Exercise objective: Search the entries for the word "sont" and pull out each line that has it.

Dataset excerpt:
§
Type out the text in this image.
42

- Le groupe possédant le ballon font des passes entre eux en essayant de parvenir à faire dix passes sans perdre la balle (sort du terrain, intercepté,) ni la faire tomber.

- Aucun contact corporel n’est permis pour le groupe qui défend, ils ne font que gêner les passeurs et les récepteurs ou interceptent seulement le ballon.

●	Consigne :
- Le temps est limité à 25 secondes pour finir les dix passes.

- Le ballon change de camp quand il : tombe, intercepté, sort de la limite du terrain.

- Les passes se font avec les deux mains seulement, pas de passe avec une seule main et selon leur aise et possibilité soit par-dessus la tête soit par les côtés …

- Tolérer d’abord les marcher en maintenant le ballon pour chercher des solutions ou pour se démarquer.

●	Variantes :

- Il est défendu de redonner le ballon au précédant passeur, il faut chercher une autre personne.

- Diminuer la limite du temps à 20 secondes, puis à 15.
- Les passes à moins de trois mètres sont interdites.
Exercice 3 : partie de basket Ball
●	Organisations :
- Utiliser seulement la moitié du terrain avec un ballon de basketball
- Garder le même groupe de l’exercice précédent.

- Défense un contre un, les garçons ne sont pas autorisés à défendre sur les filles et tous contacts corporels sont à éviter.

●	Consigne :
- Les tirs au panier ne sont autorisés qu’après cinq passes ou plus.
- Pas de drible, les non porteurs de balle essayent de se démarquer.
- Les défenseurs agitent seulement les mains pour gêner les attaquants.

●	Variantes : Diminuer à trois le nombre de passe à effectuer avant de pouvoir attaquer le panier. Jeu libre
§
Task solution:
- Les passes à moins de trois mètres sont interdites.
- Défense un contre un, les garçons ne sont pas autorisés à défendre sur les filles et tous contacts corporels sont à éviter.
- Les tirs au panier ne sont autorisés qu’après cinq passes ou plus.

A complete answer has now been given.